• _Problem to work on_
Restate the material word for word and leave out anything that is a picture.

start

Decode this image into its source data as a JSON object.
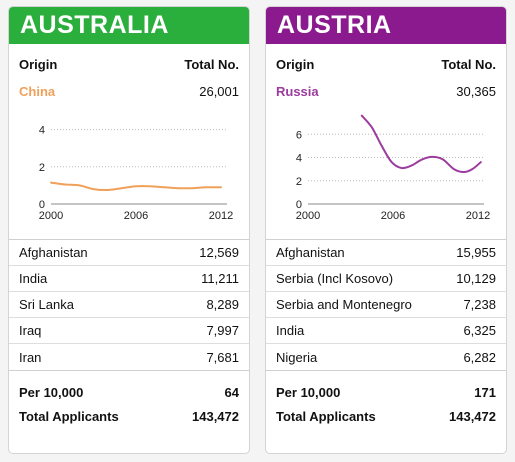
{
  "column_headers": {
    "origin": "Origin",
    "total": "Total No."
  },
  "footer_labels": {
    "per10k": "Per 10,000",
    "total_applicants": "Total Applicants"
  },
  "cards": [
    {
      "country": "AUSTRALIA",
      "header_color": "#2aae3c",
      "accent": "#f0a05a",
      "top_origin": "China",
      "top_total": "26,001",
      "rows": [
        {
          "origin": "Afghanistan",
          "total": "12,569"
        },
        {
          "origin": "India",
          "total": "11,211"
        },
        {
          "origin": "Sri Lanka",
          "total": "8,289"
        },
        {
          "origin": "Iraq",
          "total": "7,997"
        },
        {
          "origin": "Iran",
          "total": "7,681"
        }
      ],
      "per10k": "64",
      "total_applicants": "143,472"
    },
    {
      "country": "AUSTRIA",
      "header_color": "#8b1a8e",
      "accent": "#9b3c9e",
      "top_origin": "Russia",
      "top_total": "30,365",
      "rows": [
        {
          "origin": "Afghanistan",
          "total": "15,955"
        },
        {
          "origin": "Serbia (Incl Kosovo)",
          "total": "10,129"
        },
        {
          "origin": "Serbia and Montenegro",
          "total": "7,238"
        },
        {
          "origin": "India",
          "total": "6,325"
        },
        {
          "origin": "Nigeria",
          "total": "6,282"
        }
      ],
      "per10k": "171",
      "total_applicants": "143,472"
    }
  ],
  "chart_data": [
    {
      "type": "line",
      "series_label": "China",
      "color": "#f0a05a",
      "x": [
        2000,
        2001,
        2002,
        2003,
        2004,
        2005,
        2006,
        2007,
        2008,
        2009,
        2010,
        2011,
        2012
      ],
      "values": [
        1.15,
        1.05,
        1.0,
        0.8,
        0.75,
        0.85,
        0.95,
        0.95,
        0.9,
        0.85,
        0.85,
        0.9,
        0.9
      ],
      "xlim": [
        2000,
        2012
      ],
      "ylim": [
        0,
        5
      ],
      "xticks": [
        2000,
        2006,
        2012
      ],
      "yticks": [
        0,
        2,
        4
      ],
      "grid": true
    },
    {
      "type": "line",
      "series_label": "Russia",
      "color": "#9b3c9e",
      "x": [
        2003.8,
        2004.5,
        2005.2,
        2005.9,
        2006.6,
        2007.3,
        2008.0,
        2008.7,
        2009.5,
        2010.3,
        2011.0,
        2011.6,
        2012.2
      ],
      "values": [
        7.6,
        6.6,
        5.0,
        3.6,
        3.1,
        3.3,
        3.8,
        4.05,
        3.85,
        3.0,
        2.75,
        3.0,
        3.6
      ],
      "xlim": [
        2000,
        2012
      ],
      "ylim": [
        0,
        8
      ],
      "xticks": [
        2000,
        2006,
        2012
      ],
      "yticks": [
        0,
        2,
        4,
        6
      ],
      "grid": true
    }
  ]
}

end

• _Expected answer_
Decode this image into its source data as a JSON object.
{
  "column_headers": {
    "origin": "Origin",
    "total": "Total No."
  },
  "footer_labels": {
    "per10k": "Per 10,000",
    "total_applicants": "Total Applicants"
  },
  "cards": [
    {
      "country": "AUSTRALIA",
      "header_color": "#2aae3c",
      "accent": "#f0a05a",
      "top_origin": "China",
      "top_total": "26,001",
      "rows": [
        {
          "origin": "Afghanistan",
          "total": "12,569"
        },
        {
          "origin": "India",
          "total": "11,211"
        },
        {
          "origin": "Sri Lanka",
          "total": "8,289"
        },
        {
          "origin": "Iraq",
          "total": "7,997"
        },
        {
          "origin": "Iran",
          "total": "7,681"
        }
      ],
      "per10k": "64",
      "total_applicants": "143,472"
    },
    {
      "country": "AUSTRIA",
      "header_color": "#8b1a8e",
      "accent": "#9b3c9e",
      "top_origin": "Russia",
      "top_total": "30,365",
      "rows": [
        {
          "origin": "Afghanistan",
          "total": "15,955"
        },
        {
          "origin": "Serbia (Incl Kosovo)",
          "total": "10,129"
        },
        {
          "origin": "Serbia and Montenegro",
          "total": "7,238"
        },
        {
          "origin": "India",
          "total": "6,325"
        },
        {
          "origin": "Nigeria",
          "total": "6,282"
        }
      ],
      "per10k": "171",
      "total_applicants": "143,472"
    }
  ],
  "chart_data": [
    {
      "type": "line",
      "series_label": "China",
      "color": "#f0a05a",
      "x": [
        2000,
        2001,
        2002,
        2003,
        2004,
        2005,
        2006,
        2007,
        2008,
        2009,
        2010,
        2011,
        2012
      ],
      "values": [
        1.15,
        1.05,
        1.0,
        0.8,
        0.75,
        0.85,
        0.95,
        0.95,
        0.9,
        0.85,
        0.85,
        0.9,
        0.9
      ],
      "xlim": [
        2000,
        2012
      ],
      "ylim": [
        0,
        5
      ],
      "xticks": [
        2000,
        2006,
        2012
      ],
      "yticks": [
        0,
        2,
        4
      ],
      "grid": true
    },
    {
      "type": "line",
      "series_label": "Russia",
      "color": "#9b3c9e",
      "x": [
        2003.8,
        2004.5,
        2005.2,
        2005.9,
        2006.6,
        2007.3,
        2008.0,
        2008.7,
        2009.5,
        2010.3,
        2011.0,
        2011.6,
        2012.2
      ],
      "values": [
        7.6,
        6.6,
        5.0,
        3.6,
        3.1,
        3.3,
        3.8,
        4.05,
        3.85,
        3.0,
        2.75,
        3.0,
        3.6
      ],
      "xlim": [
        2000,
        2012
      ],
      "ylim": [
        0,
        8
      ],
      "xticks": [
        2000,
        2006,
        2012
      ],
      "yticks": [
        0,
        2,
        4,
        6
      ],
      "grid": true
    }
  ]
}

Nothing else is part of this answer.